## TEXTE CHOISI
===

L’un des problèmes les plus prenants parmi ceux qui ont émergé lors de la réunion internationale en ligne du 24 avril était celui des examens ou, plus exactement, des étapes d’obtention des diplômes. Les points de vue présentés lors de cette rencontre m’ont permis de le voir sous des angles différents que je n’avais envisagé au départ.
Un des éléments sur lesquels je pense que nous sommes tous d’accord est que, pour un débutant, le système de grades et d’examens représente une motivation et un parcours balisé de références, en termes de perspective et de cursus technique.
Du point de vue du dojo, les examens d’un individu permettent à tout le groupe de travailler ensemble, de coopérer et de s’améliorer.
Cependant, lorsque le niveau monte et que le Kyu devient Dan, la situation change, le besoin obsessionnel d’un cadre dans lequel s’orienter commence à s’effacer et émerge une plus grande prise de conscience qui conduit à d’autres besoins.

===

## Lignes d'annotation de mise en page
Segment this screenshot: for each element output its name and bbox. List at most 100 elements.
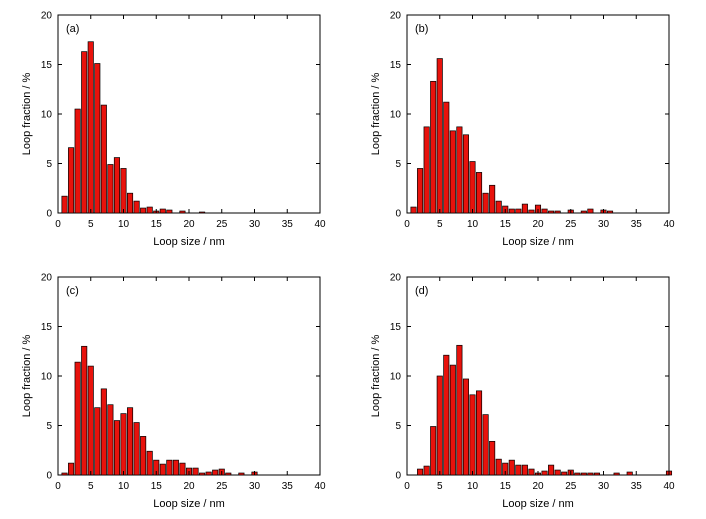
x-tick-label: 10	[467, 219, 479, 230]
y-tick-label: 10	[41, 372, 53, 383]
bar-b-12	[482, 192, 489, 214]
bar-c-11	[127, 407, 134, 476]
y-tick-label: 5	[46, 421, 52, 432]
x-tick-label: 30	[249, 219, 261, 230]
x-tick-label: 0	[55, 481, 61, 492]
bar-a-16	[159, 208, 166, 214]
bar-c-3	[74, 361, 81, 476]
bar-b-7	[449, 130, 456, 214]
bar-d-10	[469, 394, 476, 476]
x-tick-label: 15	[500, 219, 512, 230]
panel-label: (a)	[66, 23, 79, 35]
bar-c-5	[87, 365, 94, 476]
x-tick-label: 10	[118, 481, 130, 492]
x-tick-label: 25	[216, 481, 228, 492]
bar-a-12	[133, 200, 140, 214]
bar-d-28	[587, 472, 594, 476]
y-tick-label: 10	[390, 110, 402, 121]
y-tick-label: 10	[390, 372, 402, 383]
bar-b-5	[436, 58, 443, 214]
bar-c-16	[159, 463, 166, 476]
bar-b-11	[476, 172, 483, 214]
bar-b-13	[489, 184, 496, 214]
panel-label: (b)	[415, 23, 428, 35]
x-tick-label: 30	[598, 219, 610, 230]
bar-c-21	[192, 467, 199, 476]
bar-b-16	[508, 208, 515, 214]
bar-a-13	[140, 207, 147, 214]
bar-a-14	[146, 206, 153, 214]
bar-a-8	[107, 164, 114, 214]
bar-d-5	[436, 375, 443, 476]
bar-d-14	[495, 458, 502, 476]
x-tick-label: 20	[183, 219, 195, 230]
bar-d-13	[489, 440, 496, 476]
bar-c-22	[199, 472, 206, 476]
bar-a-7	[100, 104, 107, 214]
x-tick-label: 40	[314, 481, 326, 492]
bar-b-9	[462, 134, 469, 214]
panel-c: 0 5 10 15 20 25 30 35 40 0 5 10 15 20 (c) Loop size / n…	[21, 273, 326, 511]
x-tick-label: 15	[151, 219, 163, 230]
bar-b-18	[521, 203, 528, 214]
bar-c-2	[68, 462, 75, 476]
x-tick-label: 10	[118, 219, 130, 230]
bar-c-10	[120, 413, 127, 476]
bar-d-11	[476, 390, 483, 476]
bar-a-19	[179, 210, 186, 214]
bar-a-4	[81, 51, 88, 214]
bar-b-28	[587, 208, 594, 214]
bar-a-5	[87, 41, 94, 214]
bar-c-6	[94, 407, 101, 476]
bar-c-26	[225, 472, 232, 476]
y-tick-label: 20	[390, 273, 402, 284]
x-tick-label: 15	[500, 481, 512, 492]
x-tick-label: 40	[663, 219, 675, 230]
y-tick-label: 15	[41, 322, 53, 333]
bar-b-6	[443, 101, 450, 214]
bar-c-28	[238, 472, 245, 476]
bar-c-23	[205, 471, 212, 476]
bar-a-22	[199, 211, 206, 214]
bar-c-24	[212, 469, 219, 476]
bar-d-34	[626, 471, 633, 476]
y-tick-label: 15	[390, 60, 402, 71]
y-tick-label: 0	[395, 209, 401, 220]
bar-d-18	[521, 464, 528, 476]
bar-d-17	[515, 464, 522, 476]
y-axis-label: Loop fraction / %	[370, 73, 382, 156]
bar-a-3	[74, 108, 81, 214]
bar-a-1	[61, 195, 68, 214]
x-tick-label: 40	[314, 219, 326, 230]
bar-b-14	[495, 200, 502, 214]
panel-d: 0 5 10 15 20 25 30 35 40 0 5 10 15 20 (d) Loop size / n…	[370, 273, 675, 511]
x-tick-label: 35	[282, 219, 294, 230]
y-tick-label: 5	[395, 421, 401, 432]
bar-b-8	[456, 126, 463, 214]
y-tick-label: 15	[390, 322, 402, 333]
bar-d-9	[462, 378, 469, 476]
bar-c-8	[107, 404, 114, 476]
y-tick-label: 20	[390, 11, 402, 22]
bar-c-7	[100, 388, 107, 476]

===

## OBJECTIF 1
Traduisez en anglais cette phrase du texte sur les examens de grades : « Du point de vue du dojo, les examens d’un individu permettent à tout le groupe de travailler ensemble, de coopérer et de s’améliorer. »
## OBJECTIF 2
Recopiez à l'identique les lignes de données comprises entre celle qui contient « 219, 479, 230] » et celle qui contient « 365, 94, 476] », ces deux lignes incluses.

## SOLUTION 1
From the dojo's point of view, an individual's exams allow the whole group to work together, to cooperate and to improve.

## SOLUTION 2
x-tick-label: 10	[467, 219, 479, 230]
y-tick-label: 10	[41, 372, 53, 383]
bar-b-12	[482, 192, 489, 214]
bar-c-11	[127, 407, 134, 476]
y-tick-label: 5	[46, 421, 52, 432]
x-tick-label: 30	[249, 219, 261, 230]
x-tick-label: 0	[55, 481, 61, 492]
bar-a-16	[159, 208, 166, 214]
bar-c-3	[74, 361, 81, 476]
bar-b-7	[449, 130, 456, 214]
bar-d-10	[469, 394, 476, 476]
x-tick-label: 15	[500, 219, 512, 230]
panel-label: (a)	[66, 23, 79, 35]
bar-c-5	[87, 365, 94, 476]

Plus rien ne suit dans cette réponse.